Data records:

──────────

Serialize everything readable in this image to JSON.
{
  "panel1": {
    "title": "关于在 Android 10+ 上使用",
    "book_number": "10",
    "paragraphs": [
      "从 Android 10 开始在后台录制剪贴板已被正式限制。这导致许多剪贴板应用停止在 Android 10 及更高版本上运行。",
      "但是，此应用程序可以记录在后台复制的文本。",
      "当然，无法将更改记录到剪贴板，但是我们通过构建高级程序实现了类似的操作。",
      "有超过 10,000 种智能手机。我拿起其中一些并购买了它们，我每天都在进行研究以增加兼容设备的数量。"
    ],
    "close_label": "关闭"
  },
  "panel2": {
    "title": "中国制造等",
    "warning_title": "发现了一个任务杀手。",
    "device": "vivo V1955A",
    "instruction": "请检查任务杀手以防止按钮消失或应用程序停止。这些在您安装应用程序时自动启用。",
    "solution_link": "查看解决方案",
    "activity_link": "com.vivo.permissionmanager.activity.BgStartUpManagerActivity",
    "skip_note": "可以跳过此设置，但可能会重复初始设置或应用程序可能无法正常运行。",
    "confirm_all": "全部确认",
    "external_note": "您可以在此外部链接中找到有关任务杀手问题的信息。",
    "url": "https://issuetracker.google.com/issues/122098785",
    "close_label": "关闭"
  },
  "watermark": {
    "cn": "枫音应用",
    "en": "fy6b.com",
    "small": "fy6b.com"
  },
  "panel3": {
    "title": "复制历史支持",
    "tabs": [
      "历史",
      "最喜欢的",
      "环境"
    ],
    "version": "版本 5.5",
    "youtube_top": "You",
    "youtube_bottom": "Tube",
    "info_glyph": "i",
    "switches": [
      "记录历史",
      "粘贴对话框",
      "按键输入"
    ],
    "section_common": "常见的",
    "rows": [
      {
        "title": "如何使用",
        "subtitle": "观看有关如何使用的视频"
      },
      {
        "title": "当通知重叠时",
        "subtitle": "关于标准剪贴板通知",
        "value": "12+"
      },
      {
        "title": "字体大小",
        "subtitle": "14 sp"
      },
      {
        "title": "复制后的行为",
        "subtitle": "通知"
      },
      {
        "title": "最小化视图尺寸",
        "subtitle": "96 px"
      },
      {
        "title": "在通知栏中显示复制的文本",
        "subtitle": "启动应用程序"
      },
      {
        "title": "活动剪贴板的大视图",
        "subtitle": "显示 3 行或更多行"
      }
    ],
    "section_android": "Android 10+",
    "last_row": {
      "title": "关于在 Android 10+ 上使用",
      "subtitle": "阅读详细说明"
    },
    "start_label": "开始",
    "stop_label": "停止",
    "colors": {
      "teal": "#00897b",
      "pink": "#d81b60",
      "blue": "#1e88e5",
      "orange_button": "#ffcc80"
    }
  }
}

──────────

* [Given task]:
Report only the count of lines that include the string "subtitle".

* [Solution for this exercise]:
8